## begin Given data
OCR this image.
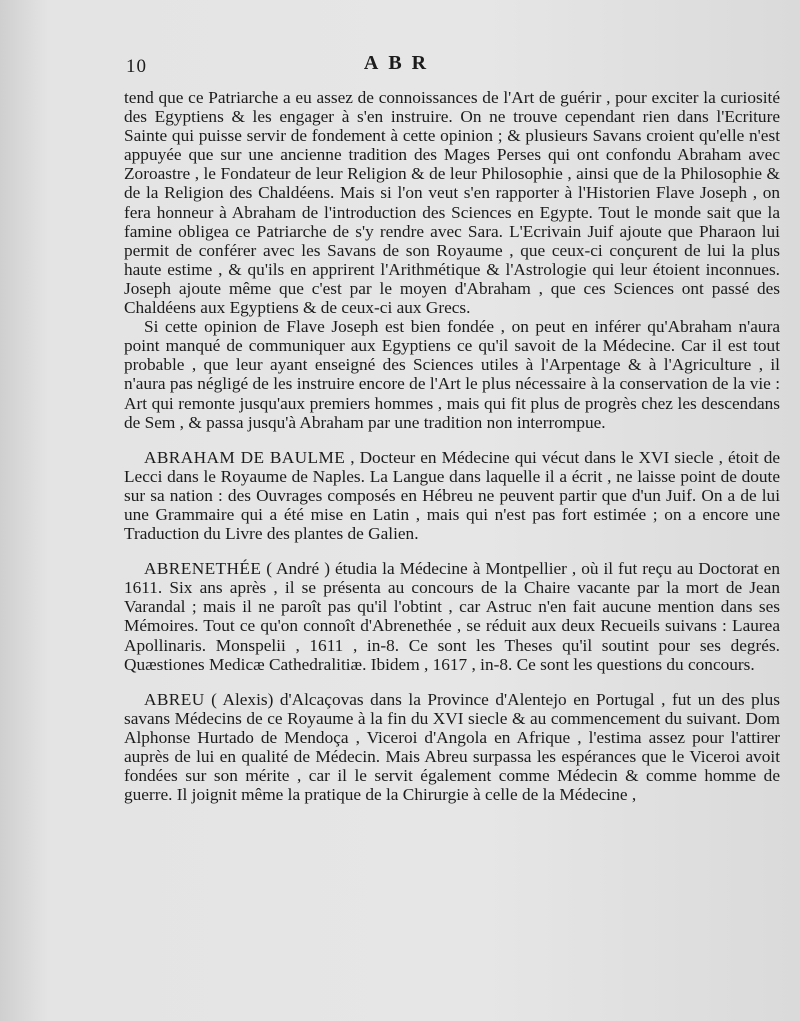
10	ABR

tend que ce Patriarche a eu assez de connoissances de l'Art de guérir , pour exciter la curiosité des Egyptiens & les engager à s'en instruire. On ne trouve cependant rien dans l'Ecriture Sainte qui puisse servir de fondement à cette opinion ; & plusieurs Savans croient qu'elle n'est appuyée que sur une ancienne tradition des Mages Perses qui ont confondu Abraham avec Zoroastre , le Fondateur de leur Religion & de leur Philosophie , ainsi que de la Philosophie & de la Religion des Chaldéens. Mais si l'on veut s'en rapporter à l'Historien Flave Joseph , on fera honneur à Abraham de l'introduction des Sciences en Egypte. Tout le monde sait que la famine obligea ce Patriarche de s'y rendre avec Sara. L'Ecrivain Juif ajoute que Pharaon lui permit de conférer avec les Savans de son Royaume , que ceux-ci conçurent de lui la plus haute estime , & qu'ils en apprirent l'Arithmétique & l'Astrologie qui leur étoient inconnues. Joseph ajoute même que c'est par le moyen d'Abraham , que ces Sciences ont passé des Chaldéens aux Egyptiens & de ceux-ci aux Grecs.

Si cette opinion de Flave Joseph est bien fondée , on peut en inférer qu'Abraham n'aura point manqué de communiquer aux Egyptiens ce qu'il savoit de la Médecine. Car il est tout probable , que leur ayant enseigné des Sciences utiles à l'Arpentage & à l'Agriculture , il n'aura pas négligé de les instruire encore de l'Art le plus nécessaire à la conservation de la vie : Art qui remonte jusqu'aux premiers hommes , mais qui fit plus de progrès chez les descendans de Sem , & passa jusqu'à Abraham par une tradition non interrompue.

ABRAHAM DE BAULME , Docteur en Médecine qui vécut dans le XVI siecle , étoit de Lecci dans le Royaume de Naples. La Langue dans laquelle il a écrit , ne laisse point de doute sur sa nation : des Ouvrages composés en Hébreu ne peuvent partir que d'un Juif. On a de lui une Grammaire qui a été mise en Latin , mais qui n'est pas fort estimée ; on a encore une Traduction du Livre des plantes de Galien.

ABRENETHÉE ( André ) étudia la Médecine à Montpellier , où il fut reçu au Doctorat en 1611. Six ans après , il se présenta au concours de la Chaire vacante par la mort de Jean Varandal ; mais il ne paroît pas qu'il l'obtint , car Astruc n'en fait aucune mention dans ses Mémoires. Tout ce qu'on connoît d'Abrenethée , se réduit aux deux Recueils suivans : Laurea Apollinaris. Monspelii , 1611 , in-8. Ce sont les Theses qu'il soutint pour ses degrés. Quæstiones Medicæ Cathedralitiæ. Ibidem , 1617 , in-8. Ce sont les questions du concours.

ABREU ( Alexis) d'Alcaçovas dans la Province d'Alentejo en Portugal , fut un des plus savans Médecins de ce Royaume à la fin du XVI siecle & au commencement du suivant. Dom Alphonse Hurtado de Mendoça , Viceroi d'Angola en Afrique , l'estima assez pour l'attirer auprès de lui en qualité de Médecin. Mais Abreu surpassa les espérances que le Viceroi avoit fondées sur son mérite , car il le servit également comme Médecin & comme homme de guerre. Il joignit même la pratique de la Chirurgie à celle de la Médecine ,
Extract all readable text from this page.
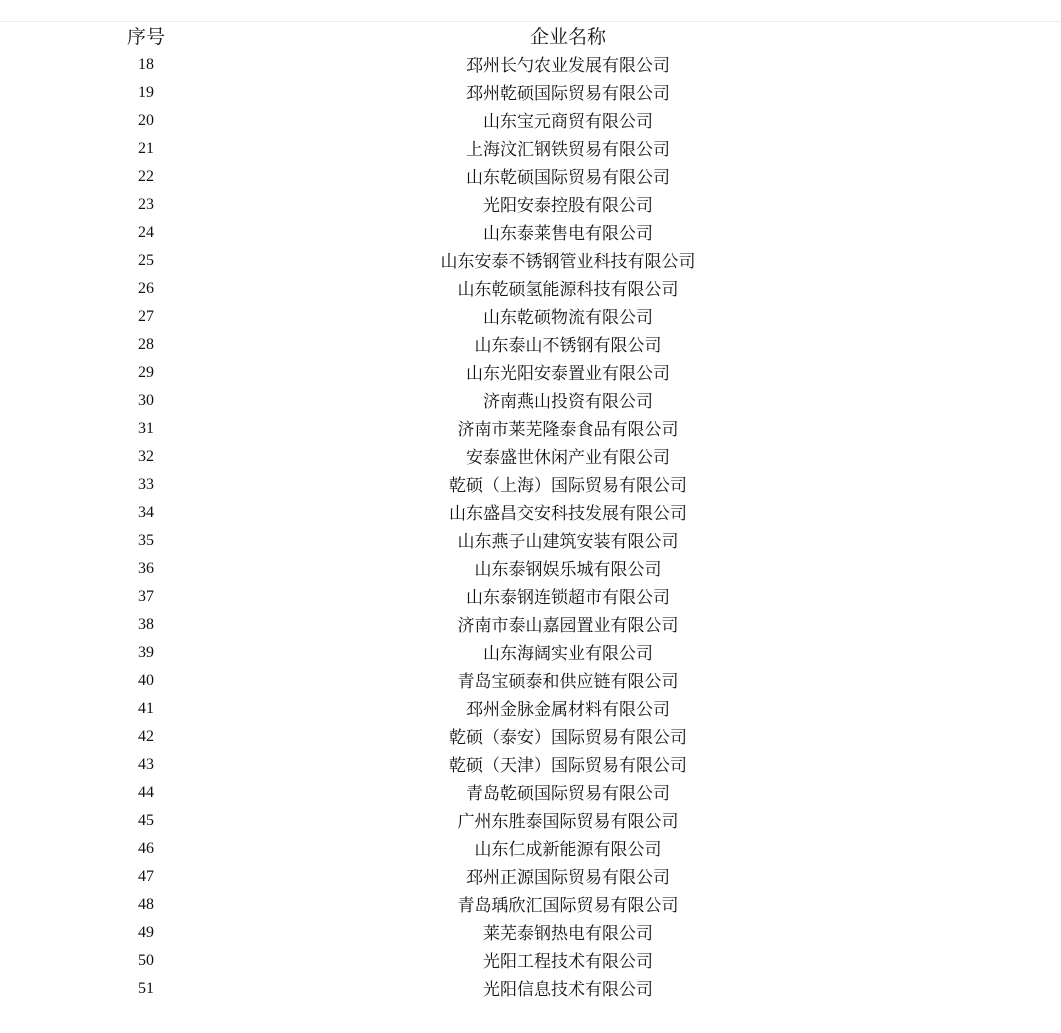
序号	企业名称
18	邳州长勺农业发展有限公司
19	邳州乾硕国际贸易有限公司
20	山东宝元商贸有限公司
21	上海汶汇钢铁贸易有限公司
22	山东乾硕国际贸易有限公司
23	光阳安泰控股有限公司
24	山东泰莱售电有限公司
25	山东安泰不锈钢管业科技有限公司
26	山东乾硕氢能源科技有限公司
27	山东乾硕物流有限公司
28	山东泰山不锈钢有限公司
29	山东光阳安泰置业有限公司
30	济南燕山投资有限公司
31	济南市莱芜隆泰食品有限公司
32	安泰盛世休闲产业有限公司
33	乾硕（上海）国际贸易有限公司
34	山东盛昌交安科技发展有限公司
35	山东燕子山建筑安装有限公司
36	山东泰钢娱乐城有限公司
37	山东泰钢连锁超市有限公司
38	济南市泰山嘉园置业有限公司
39	山东海阔实业有限公司
40	青岛宝硕泰和供应链有限公司
41	邳州金脉金属材料有限公司
42	乾硕（泰安）国际贸易有限公司
43	乾硕（天津）国际贸易有限公司
44	青岛乾硕国际贸易有限公司
45	广州东胜泰国际贸易有限公司
46	山东仁成新能源有限公司
47	邳州正源国际贸易有限公司
48	青岛瑀欣汇国际贸易有限公司
49	莱芜泰钢热电有限公司
50	光阳工程技术有限公司
51	光阳信息技术有限公司
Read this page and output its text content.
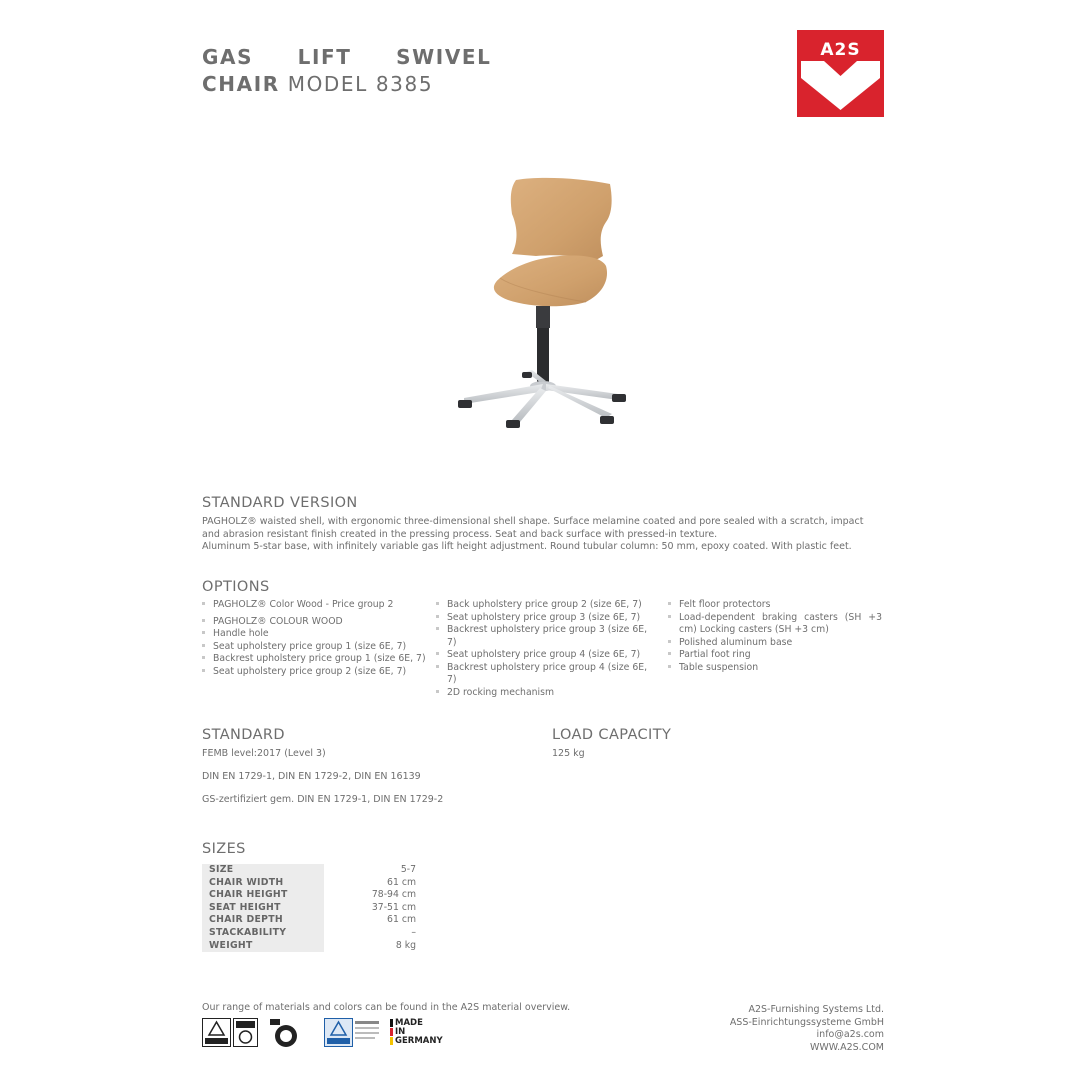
GAS LIFT SWIVEL
CHAIR MODEL 8385
A2S
STANDARD VERSION
PAGHOLZ® waisted shell, with ergonomic three-dimensional shell shape. Surface melamine coated and pore sealed with a scratch, impact
and abrasion resistant finish created in the pressing process. Seat and back surface with pressed-in texture.
Aluminum 5-star base, with infinitely variable gas lift height adjustment. Round tubular column: 50 mm, epoxy coated. With plastic feet.
OPTIONS
PAGHOLZ® Color Wood - Price group 2
PAGHOLZ® COLOUR WOOD
Handle hole
Seat upholstery price group 1 (size 6E, 7)
Backrest upholstery price group 1 (size 6E, 7)
Seat upholstery price group 2 (size 6E, 7)
Back upholstery price group 2 (size 6E, 7)
Seat upholstery price group 3 (size 6E, 7)
Backrest upholstery price group 3 (size 6E, 7)
Seat upholstery price group 4 (size 6E, 7)
Backrest upholstery price group 4 (size 6E, 7)
2D rocking mechanism
Felt floor protectors
Load-dependent braking casters (SH +3 cm) Locking casters (SH +3 cm)
Polished aluminum base
Partial foot ring
Table suspension
STANDARD
FEMB level:2017 (Level 3)
DIN EN 1729-1, DIN EN 1729-2, DIN EN 16139
GS-zertifiziert gem. DIN EN 1729-1, DIN EN 1729-2
LOAD CAPACITY
125 kg
SIZES
SIZE	5-7
CHAIR WIDTH	61 cm
CHAIR HEIGHT	78-94 cm
SEAT HEIGHT	37-51 cm
CHAIR DEPTH	61 cm
STACKABILITY	–
WEIGHT	8 kg
Our range of materials and colors can be found in the A2S material overview.
MADE
IN
GERMANY
A2S-Furnishing Systems Ltd.
ASS-Einrichtungssysteme GmbH
info@a2s.com
WWW.A2S.COM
## end Given data
=== Direction ===
Quote all the lines above exactly as given. Do not include the pictures.

=== Exercise solution ===
OCR this image.
10	ABR

tend que ce Patriarche a eu assez de connoissances de l'Art de guérir , pour exciter la curiosité des Egyptiens & les engager à s'en instruire. On ne trouve cependant rien dans l'Ecriture Sainte qui puisse servir de fondement à cette opinion ; & plusieurs Savans croient qu'elle n'est appuyée que sur une ancienne tradition des Mages Perses qui ont confondu Abraham avec Zoroastre , le Fondateur de leur Religion & de leur Philosophie , ainsi que de la Philosophie & de la Religion des Chaldéens. Mais si l'on veut s'en rapporter à l'Historien Flave Joseph , on fera honneur à Abraham de l'introduction des Sciences en Egypte. Tout le monde sait que la famine obligea ce Patriarche de s'y rendre avec Sara. L'Ecrivain Juif ajoute que Pharaon lui permit de conférer avec les Savans de son Royaume , que ceux-ci conçurent de lui la plus haute estime , & qu'ils en apprirent l'Arithmétique & l'Astrologie qui leur étoient inconnues. Joseph ajoute même que c'est par le moyen d'Abraham , que ces Sciences ont passé des Chaldéens aux Egyptiens & de ceux-ci aux Grecs.

Si cette opinion de Flave Joseph est bien fondée , on peut en inférer qu'Abraham n'aura point manqué de communiquer aux Egyptiens ce qu'il savoit de la Médecine. Car il est tout probable , que leur ayant enseigné des Sciences utiles à l'Arpentage & à l'Agriculture , il n'aura pas négligé de les instruire encore de l'Art le plus nécessaire à la conservation de la vie : Art qui remonte jusqu'aux premiers hommes , mais qui fit plus de progrès chez les descendans de Sem , & passa jusqu'à Abraham par une tradition non interrompue.

ABRAHAM DE BAULME , Docteur en Médecine qui vécut dans le XVI siecle , étoit de Lecci dans le Royaume de Naples. La Langue dans laquelle il a écrit , ne laisse point de doute sur sa nation : des Ouvrages composés en Hébreu ne peuvent partir que d'un Juif. On a de lui une Grammaire qui a été mise en Latin , mais qui n'est pas fort estimée ; on a encore une Traduction du Livre des plantes de Galien.

ABRENETHÉE ( André ) étudia la Médecine à Montpellier , où il fut reçu au Doctorat en 1611. Six ans après , il se présenta au concours de la Chaire vacante par la mort de Jean Varandal ; mais il ne paroît pas qu'il l'obtint , car Astruc n'en fait aucune mention dans ses Mémoires. Tout ce qu'on connoît d'Abrenethée , se réduit aux deux Recueils suivans : Laurea Apollinaris. Monspelii , 1611 , in-8. Ce sont les Theses qu'il soutint pour ses degrés. Quæstiones Medicæ Cathedralitiæ. Ibidem , 1617 , in-8. Ce sont les questions du concours.

ABREU ( Alexis) d'Alcaçovas dans la Province d'Alentejo en Portugal , fut un des plus savans Médecins de ce Royaume à la fin du XVI siecle & au commencement du suivant. Dom Alphonse Hurtado de Mendoça , Viceroi d'Angola en Afrique , l'estima assez pour l'attirer auprès de lui en qualité de Médecin. Mais Abreu surpassa les espérances que le Viceroi avoit fondées sur son mérite , car il le servit également comme Médecin & comme homme de guerre. Il joignit même la pratique de la Chirurgie à celle de la Médecine ,
Extract all readable text from this page.
序号	企业名称
18	邳州长勺农业发展有限公司
19	邳州乾硕国际贸易有限公司
20	山东宝元商贸有限公司
21	上海汶汇钢铁贸易有限公司
22	山东乾硕国际贸易有限公司
23	光阳安泰控股有限公司
24	山东泰莱售电有限公司
25	山东安泰不锈钢管业科技有限公司
26	山东乾硕氢能源科技有限公司
27	山东乾硕物流有限公司
28	山东泰山不锈钢有限公司
29	山东光阳安泰置业有限公司
30	济南燕山投资有限公司
31	济南市莱芜隆泰食品有限公司
32	安泰盛世休闲产业有限公司
33	乾硕（上海）国际贸易有限公司
34	山东盛昌交安科技发展有限公司
35	山东燕子山建筑安装有限公司
36	山东泰钢娱乐城有限公司
37	山东泰钢连锁超市有限公司
38	济南市泰山嘉园置业有限公司
39	山东海阔实业有限公司
40	青岛宝硕泰和供应链有限公司
41	邳州金脉金属材料有限公司
42	乾硕（泰安）国际贸易有限公司
43	乾硕（天津）国际贸易有限公司
44	青岛乾硕国际贸易有限公司
45	广州东胜泰国际贸易有限公司
46	山东仁成新能源有限公司
47	邳州正源国际贸易有限公司
48	青岛瑀欣汇国际贸易有限公司
49	莱芜泰钢热电有限公司
50	光阳工程技术有限公司
51	光阳信息技术有限公司
Read this page and output its text content.
GAS LIFT SWIVEL
CHAIR MODEL 8385
A2S
STANDARD VERSION
PAGHOLZ® waisted shell, with ergonomic three-dimensional shell shape. Surface melamine coated and pore sealed with a scratch, impact
and abrasion resistant finish created in the pressing process. Seat and back surface with pressed-in texture.
Aluminum 5-star base, with infinitely variable gas lift height adjustment. Round tubular column: 50 mm, epoxy coated. With plastic feet.
OPTIONS
PAGHOLZ® Color Wood - Price group 2
PAGHOLZ® COLOUR WOOD
Handle hole
Seat upholstery price group 1 (size 6E, 7)
Backrest upholstery price group 1 (size 6E, 7)
Seat upholstery price group 2 (size 6E, 7)
Back upholstery price group 2 (size 6E, 7)
Seat upholstery price group 3 (size 6E, 7)
Backrest upholstery price group 3 (size 6E, 7)
Seat upholstery price group 4 (size 6E, 7)
Backrest upholstery price group 4 (size 6E, 7)
2D rocking mechanism
Felt floor protectors
Load-dependent braking casters (SH +3 cm) Locking casters (SH +3 cm)
Polished aluminum base
Partial foot ring
Table suspension
STANDARD
FEMB level:2017 (Level 3)
DIN EN 1729-1, DIN EN 1729-2, DIN EN 16139
GS-zertifiziert gem. DIN EN 1729-1, DIN EN 1729-2
LOAD CAPACITY
125 kg
SIZES
SIZE	5-7
CHAIR WIDTH	61 cm
CHAIR HEIGHT	78-94 cm
SEAT HEIGHT	37-51 cm
CHAIR DEPTH	61 cm
STACKABILITY	–
WEIGHT	8 kg
Our range of materials and colors can be found in the A2S material overview.
MADE
IN
GERMANY
A2S-Furnishing Systems Ltd.
ASS-Einrichtungssysteme GmbH
info@a2s.com
WWW.A2S.COM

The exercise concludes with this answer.